++++ EXTRACT ++++

Midway through the week, the leadership decided to see how far we could stretch the capacity of these young people for solitude and prayer. We loaded them into buses and drove them up the Northern California coast to the deserted expanse of the Bodega dunes. Gathered within the folds of the rolling sand, amid clusters of native grasses and twisting cypress trees, we talked to the students about the history of silence and solitude in the Christian tradition. We talked about the early desert Abbas and Ammas, the development of cloistered communities, and, in particular, the many times Jesus sought communion with God in lonely and deserted places. We asked the youth to see this time of silence and solitude not as a time of emptiness, but as a time of presence, a time to fully welcome God’s love and companionship. As patches of fog from the Pacific Ocean drifted over us, we handed out journals and blankets and sent the young people out to pray.
I remember walking through the dunes carefully observing the praying teenagers. Some students sat atop mounds of sand, looking off to the horizon; others preferred low places, clefts and crevices stacked with driftwood. Some students lay on their backs, heads resting on their journals, watching gray shrouds of mist creep over the blue sky. Other students seemed oblivious to their surroundings, their heads bowed as they scribbled intently in their journals. As the hours passed some young people rolled themselves up in their blankets and closed their eyes, while others stood and meandered slowly toward the sea.

++++

AIM 1
Reproduce the records exactly, from their first line through the line containing "purpose-field[interactable] xyxy=(319,604,730,628)", and nothing more.

++++ DATA LINES ++++

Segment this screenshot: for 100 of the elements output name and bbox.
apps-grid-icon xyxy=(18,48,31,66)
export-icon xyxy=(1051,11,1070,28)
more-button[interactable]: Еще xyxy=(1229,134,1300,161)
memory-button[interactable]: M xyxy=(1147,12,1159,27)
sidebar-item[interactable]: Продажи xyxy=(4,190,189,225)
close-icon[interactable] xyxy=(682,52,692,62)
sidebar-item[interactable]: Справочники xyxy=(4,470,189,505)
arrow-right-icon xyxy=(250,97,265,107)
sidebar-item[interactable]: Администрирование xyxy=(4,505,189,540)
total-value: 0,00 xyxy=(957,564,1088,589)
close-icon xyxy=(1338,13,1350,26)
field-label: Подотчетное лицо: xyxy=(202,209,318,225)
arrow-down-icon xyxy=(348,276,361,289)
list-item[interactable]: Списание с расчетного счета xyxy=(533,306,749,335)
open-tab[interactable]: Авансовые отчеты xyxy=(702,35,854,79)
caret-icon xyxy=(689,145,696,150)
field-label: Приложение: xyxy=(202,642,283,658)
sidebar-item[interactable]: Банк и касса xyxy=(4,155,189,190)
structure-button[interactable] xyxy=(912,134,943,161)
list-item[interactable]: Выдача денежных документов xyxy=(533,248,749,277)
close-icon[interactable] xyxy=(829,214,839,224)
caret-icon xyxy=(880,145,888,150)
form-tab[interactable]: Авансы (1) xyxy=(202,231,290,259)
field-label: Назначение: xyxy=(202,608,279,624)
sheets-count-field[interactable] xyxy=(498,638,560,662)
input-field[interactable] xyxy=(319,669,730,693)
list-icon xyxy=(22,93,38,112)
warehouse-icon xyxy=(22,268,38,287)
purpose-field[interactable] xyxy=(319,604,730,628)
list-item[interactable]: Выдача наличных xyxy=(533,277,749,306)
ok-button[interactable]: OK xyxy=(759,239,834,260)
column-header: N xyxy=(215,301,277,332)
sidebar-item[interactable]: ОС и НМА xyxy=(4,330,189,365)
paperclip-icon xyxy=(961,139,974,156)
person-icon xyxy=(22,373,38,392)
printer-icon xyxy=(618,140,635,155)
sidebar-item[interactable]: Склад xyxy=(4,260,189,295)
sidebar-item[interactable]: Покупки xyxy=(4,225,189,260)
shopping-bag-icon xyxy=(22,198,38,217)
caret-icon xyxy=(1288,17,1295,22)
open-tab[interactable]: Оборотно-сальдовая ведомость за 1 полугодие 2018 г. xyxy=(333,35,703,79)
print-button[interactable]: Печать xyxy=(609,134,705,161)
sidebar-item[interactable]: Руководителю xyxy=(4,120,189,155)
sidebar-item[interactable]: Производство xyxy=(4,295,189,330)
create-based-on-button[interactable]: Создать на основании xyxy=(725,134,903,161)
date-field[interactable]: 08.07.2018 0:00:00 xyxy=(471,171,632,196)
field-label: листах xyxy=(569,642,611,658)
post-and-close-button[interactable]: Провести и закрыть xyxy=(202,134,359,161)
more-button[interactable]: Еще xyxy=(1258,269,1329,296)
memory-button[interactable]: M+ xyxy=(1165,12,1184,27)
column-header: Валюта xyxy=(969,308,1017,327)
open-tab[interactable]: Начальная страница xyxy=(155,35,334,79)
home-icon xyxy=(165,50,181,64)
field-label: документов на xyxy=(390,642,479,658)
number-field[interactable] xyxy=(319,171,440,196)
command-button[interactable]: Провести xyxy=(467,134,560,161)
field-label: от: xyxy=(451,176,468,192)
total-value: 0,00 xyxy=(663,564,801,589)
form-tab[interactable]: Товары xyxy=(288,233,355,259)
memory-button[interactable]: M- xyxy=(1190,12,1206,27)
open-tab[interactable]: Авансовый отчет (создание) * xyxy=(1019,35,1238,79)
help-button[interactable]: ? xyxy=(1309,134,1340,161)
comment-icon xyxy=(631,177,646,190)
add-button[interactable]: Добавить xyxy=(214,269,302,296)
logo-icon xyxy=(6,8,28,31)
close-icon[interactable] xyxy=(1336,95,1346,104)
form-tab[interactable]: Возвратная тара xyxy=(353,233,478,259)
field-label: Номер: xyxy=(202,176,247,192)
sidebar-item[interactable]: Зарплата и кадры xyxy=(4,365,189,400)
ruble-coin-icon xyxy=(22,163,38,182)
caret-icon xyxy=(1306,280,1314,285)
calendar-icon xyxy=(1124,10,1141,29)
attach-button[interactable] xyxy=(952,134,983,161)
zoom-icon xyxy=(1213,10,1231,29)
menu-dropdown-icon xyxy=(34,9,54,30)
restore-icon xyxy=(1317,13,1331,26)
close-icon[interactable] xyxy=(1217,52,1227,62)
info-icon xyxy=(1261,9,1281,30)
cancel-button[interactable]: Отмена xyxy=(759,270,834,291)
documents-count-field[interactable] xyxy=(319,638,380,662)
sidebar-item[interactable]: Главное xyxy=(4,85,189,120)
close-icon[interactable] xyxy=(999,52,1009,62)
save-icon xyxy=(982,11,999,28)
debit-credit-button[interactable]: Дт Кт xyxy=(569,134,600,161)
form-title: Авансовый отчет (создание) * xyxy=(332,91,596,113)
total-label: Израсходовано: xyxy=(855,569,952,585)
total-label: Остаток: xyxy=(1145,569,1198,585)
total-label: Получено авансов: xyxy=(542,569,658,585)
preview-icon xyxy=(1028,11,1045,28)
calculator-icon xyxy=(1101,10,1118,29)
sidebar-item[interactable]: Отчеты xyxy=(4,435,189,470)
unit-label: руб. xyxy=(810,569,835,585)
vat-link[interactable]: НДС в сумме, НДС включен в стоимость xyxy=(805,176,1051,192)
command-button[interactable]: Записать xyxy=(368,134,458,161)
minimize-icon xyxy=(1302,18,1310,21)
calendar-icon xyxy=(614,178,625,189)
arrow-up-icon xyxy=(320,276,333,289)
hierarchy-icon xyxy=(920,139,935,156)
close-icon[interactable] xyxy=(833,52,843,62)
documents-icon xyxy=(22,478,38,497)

++++

AIM 2
In the passage about the retreat, where did the leadership take the young people by bus?

FINAL ANSWER 1
Segment this screenshot: for 100 of the elements output name and bbox.
apps-grid-icon xyxy=(18,48,31,66)
export-icon xyxy=(1051,11,1070,28)
more-button[interactable]: Еще xyxy=(1229,134,1300,161)
memory-button[interactable]: M xyxy=(1147,12,1159,27)
sidebar-item[interactable]: Продажи xyxy=(4,190,189,225)
close-icon[interactable] xyxy=(682,52,692,62)
sidebar-item[interactable]: Справочники xyxy=(4,470,189,505)
arrow-right-icon xyxy=(250,97,265,107)
sidebar-item[interactable]: Администрирование xyxy=(4,505,189,540)
total-value: 0,00 xyxy=(957,564,1088,589)
close-icon xyxy=(1338,13,1350,26)
field-label: Подотчетное лицо: xyxy=(202,209,318,225)
arrow-down-icon xyxy=(348,276,361,289)
list-item[interactable]: Списание с расчетного счета xyxy=(533,306,749,335)
open-tab[interactable]: Авансовые отчеты xyxy=(702,35,854,79)
caret-icon xyxy=(689,145,696,150)
field-label: Приложение: xyxy=(202,642,283,658)
sidebar-item[interactable]: Банк и касса xyxy=(4,155,189,190)
structure-button[interactable] xyxy=(912,134,943,161)
list-item[interactable]: Выдача денежных документов xyxy=(533,248,749,277)
close-icon[interactable] xyxy=(829,214,839,224)
caret-icon xyxy=(880,145,888,150)
form-tab[interactable]: Авансы (1) xyxy=(202,231,290,259)
field-label: Назначение: xyxy=(202,608,279,624)
sheets-count-field[interactable] xyxy=(498,638,560,662)
input-field[interactable] xyxy=(319,669,730,693)
list-icon xyxy=(22,93,38,112)
warehouse-icon xyxy=(22,268,38,287)
purpose-field[interactable] xyxy=(319,604,730,628)

FINAL ANSWER 2
Up the Northern California coast to the deserted expanse of the Bodega dunes.